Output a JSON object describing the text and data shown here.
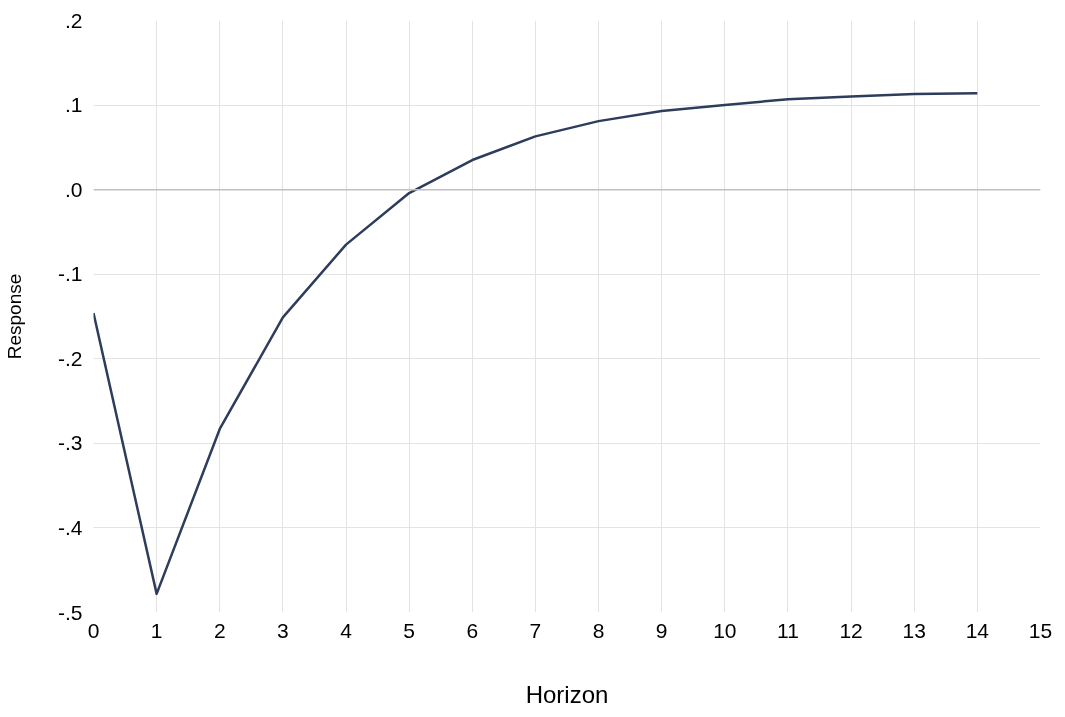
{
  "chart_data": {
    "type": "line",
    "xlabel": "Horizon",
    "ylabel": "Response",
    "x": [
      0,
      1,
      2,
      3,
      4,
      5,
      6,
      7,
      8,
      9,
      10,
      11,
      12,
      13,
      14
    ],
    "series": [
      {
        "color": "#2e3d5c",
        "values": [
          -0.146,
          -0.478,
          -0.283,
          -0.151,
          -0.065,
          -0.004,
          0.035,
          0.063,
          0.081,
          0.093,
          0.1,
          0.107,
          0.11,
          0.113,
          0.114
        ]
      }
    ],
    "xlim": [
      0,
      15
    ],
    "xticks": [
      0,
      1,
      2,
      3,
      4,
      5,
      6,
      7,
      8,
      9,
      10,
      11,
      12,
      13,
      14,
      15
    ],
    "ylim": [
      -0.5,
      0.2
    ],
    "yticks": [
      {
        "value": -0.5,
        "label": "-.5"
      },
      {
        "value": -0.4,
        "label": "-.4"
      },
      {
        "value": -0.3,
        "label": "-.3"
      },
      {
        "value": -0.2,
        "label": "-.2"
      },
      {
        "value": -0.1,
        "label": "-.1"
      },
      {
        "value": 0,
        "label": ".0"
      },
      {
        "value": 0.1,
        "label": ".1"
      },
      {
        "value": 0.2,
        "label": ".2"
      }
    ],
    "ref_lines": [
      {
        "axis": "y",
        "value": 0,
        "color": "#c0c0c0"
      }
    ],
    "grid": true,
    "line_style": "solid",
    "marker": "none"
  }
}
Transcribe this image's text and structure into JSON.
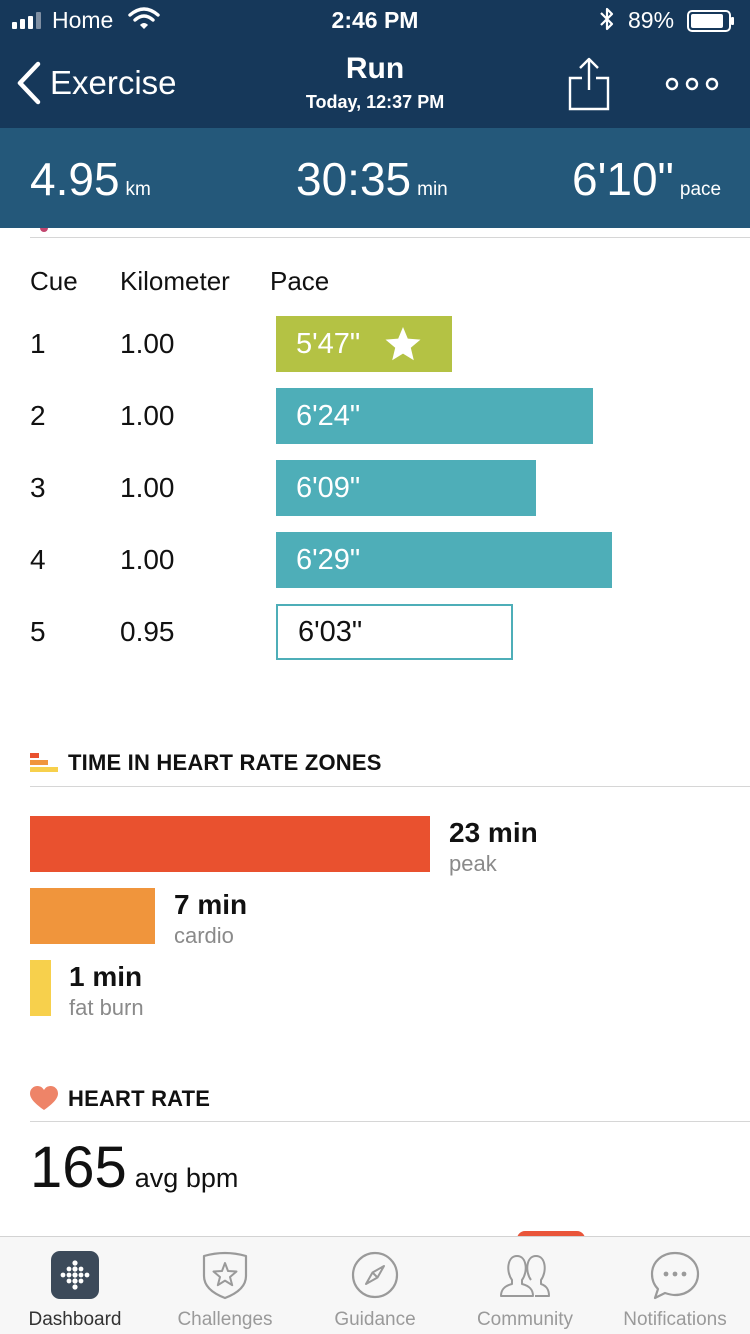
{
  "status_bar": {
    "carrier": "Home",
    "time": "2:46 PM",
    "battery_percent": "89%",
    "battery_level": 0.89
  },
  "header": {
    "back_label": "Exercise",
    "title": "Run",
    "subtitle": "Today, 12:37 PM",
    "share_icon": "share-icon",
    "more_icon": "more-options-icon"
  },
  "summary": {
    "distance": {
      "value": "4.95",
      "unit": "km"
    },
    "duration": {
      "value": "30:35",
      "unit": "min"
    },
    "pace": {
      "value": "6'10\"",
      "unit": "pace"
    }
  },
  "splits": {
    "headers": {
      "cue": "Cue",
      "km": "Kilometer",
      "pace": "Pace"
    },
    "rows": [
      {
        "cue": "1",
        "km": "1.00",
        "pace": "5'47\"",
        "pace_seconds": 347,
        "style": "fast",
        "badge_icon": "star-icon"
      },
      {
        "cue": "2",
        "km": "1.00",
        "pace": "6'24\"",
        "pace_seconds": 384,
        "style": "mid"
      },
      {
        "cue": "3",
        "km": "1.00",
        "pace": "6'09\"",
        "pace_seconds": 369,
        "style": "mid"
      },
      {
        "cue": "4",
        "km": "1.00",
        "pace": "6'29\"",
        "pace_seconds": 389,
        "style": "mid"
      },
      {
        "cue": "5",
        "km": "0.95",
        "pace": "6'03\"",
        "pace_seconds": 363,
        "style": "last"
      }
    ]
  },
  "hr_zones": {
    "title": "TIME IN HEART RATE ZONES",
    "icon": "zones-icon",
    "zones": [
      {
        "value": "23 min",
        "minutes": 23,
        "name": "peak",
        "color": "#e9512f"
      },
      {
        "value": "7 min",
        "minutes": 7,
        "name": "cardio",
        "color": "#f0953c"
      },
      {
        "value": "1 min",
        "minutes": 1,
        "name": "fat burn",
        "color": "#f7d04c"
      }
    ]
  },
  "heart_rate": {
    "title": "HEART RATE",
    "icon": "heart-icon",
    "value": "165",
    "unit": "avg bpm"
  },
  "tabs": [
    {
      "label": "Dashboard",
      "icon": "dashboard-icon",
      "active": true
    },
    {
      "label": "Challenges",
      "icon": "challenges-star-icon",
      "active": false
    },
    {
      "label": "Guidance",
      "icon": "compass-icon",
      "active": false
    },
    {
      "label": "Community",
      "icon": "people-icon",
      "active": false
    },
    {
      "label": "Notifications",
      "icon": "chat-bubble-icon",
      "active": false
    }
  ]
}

================================

> [THE PROBLEM]
Which lines in the records above contain the string "color"? Copy each one.

> [REPLY]
        "color": "#2e3d5c",
        "color": "#c0c0c0"
        "color": "#e9512f"
        "color": "#f0953c"
        "color": "#f7d04c"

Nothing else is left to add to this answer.